Extracted data entries

* * *

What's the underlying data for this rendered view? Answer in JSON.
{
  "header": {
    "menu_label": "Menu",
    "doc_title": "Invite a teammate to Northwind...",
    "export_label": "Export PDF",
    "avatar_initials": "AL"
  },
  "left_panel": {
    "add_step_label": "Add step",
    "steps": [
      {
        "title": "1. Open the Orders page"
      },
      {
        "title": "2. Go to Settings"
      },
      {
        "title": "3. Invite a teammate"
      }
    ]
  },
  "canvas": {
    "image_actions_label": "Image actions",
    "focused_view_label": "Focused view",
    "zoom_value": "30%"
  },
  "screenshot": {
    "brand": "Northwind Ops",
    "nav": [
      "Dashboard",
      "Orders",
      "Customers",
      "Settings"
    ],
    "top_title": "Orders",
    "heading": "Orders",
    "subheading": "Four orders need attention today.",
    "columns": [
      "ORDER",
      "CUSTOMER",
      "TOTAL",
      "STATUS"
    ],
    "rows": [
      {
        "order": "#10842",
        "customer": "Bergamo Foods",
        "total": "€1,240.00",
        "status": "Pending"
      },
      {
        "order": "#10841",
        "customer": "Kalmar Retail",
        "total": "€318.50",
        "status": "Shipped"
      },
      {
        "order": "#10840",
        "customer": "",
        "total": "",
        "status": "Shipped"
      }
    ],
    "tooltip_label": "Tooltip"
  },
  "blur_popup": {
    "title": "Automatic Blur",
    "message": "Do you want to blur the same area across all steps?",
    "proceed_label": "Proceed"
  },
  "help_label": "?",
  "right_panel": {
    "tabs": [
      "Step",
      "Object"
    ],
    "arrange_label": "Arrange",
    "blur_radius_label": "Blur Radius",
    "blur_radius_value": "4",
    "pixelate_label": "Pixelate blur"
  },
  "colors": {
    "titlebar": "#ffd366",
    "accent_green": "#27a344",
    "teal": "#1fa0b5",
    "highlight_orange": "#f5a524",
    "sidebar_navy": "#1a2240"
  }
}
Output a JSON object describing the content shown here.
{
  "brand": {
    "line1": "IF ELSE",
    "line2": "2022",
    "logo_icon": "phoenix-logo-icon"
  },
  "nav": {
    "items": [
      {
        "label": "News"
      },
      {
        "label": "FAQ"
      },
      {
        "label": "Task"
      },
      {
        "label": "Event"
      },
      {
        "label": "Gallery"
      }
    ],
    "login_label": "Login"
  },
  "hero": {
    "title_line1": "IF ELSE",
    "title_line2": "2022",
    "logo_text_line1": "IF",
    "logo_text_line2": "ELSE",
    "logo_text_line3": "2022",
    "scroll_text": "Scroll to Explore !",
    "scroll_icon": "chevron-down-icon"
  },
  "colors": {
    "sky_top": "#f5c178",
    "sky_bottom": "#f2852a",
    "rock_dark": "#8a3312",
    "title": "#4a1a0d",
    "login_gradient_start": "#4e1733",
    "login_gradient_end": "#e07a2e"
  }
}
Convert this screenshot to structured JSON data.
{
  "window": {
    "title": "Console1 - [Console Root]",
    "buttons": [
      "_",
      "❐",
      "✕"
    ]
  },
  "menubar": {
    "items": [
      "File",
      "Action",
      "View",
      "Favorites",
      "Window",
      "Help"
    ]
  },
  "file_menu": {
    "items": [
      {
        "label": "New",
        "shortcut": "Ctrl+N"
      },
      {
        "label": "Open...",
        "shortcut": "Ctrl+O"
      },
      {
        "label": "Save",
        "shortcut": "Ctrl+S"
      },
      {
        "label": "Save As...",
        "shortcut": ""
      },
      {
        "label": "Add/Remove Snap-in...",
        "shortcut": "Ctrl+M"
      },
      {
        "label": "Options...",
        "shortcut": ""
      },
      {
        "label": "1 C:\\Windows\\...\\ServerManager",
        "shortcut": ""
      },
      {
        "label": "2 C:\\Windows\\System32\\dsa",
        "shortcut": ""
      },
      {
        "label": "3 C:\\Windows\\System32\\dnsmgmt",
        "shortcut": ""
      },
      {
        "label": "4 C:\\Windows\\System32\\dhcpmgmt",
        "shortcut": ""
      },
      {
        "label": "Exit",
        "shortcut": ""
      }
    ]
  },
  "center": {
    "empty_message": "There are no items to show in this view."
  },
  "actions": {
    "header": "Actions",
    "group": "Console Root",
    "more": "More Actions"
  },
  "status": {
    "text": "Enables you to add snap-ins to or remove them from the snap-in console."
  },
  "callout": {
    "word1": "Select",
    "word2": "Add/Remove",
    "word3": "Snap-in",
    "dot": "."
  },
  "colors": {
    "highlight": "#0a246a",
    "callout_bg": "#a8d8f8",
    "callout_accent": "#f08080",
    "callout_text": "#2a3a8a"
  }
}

* * *

What needs to be done
Check each line of the data above for the word "icon", then state how many lines have it. Give the number alone.

Solved exercise
2